DATASET EXCERPTS:

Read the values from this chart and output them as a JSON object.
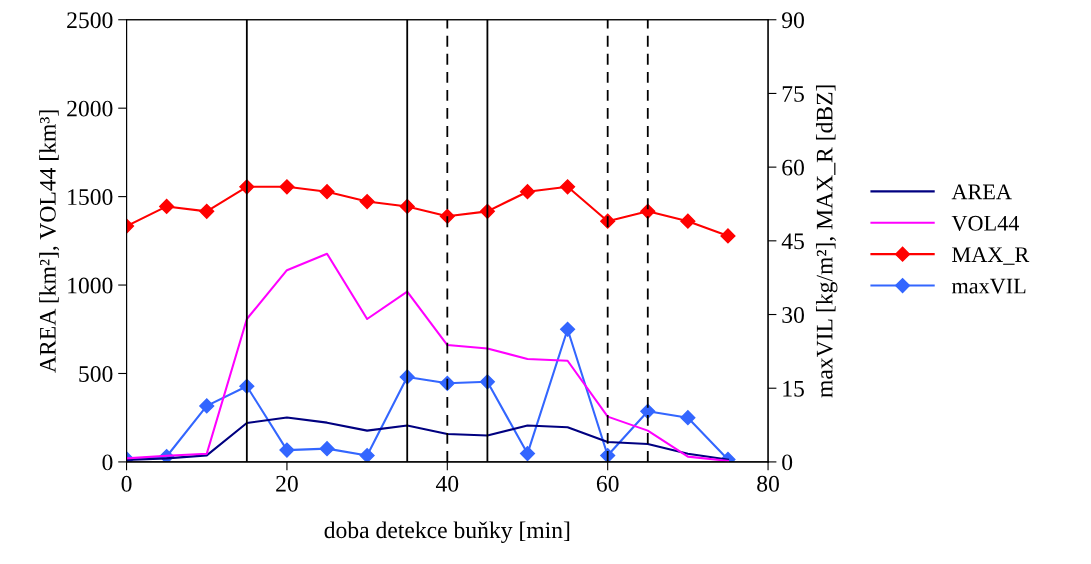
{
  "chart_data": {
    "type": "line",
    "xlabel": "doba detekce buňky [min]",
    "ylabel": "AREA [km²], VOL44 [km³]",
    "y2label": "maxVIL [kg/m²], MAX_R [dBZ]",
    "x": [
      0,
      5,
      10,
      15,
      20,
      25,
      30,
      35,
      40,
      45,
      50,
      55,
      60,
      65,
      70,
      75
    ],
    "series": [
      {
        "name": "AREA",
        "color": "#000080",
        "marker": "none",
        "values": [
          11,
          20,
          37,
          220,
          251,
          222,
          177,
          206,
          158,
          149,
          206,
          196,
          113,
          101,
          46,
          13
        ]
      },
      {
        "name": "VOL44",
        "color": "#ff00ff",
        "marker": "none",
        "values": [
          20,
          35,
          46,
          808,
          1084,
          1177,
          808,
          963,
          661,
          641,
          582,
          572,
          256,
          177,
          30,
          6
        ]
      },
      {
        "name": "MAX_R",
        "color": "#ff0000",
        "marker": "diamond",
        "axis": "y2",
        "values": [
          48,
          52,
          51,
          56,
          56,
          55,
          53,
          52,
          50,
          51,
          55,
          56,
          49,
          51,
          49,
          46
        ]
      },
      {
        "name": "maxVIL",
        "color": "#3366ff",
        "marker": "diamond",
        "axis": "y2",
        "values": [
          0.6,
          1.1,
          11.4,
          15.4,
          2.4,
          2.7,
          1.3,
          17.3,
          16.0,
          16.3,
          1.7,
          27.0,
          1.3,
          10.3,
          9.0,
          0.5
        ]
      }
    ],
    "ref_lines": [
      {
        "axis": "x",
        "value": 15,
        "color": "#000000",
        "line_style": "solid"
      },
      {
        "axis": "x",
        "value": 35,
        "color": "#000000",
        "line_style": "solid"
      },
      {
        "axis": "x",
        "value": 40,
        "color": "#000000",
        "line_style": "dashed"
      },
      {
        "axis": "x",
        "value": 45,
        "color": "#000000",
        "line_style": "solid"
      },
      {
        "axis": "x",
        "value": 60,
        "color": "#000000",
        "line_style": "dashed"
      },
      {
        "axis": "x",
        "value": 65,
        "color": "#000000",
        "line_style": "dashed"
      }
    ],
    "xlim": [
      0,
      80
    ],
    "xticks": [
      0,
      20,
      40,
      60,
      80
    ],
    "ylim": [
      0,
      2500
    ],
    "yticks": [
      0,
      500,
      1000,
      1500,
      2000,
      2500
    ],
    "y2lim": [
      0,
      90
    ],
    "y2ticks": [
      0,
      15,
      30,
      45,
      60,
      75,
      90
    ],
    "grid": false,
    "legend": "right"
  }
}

---

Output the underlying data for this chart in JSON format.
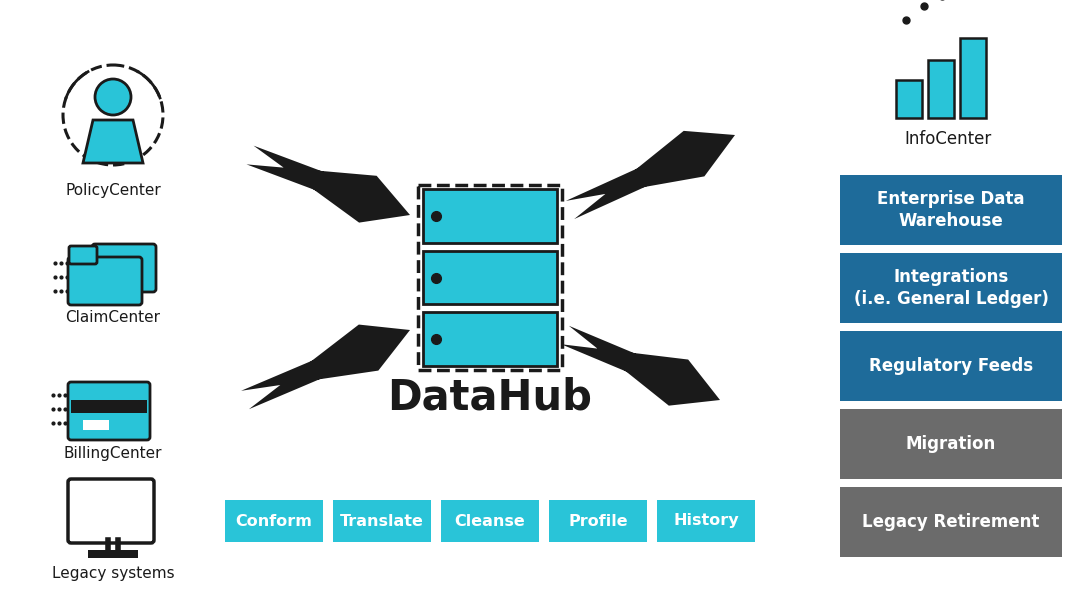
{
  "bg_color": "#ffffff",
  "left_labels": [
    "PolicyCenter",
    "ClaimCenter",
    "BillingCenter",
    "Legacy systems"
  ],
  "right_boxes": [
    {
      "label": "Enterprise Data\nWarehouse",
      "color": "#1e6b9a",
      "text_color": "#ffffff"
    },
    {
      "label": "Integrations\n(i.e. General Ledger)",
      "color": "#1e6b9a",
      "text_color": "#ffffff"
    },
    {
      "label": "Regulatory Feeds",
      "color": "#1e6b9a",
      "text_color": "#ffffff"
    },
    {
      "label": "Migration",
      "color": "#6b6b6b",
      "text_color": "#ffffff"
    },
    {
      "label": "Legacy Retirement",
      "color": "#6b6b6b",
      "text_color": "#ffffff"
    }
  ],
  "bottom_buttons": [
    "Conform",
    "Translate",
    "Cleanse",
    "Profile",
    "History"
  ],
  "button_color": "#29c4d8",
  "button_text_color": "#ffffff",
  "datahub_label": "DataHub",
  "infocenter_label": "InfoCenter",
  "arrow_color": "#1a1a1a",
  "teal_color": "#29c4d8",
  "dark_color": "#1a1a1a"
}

TASK PROMPT:
List each line in the listing that contains the string "JSON".

EXPECTED ANSWER:
Read the values from this chart and output them as a JSON object.
Output the underlying data for this chart in JSON format.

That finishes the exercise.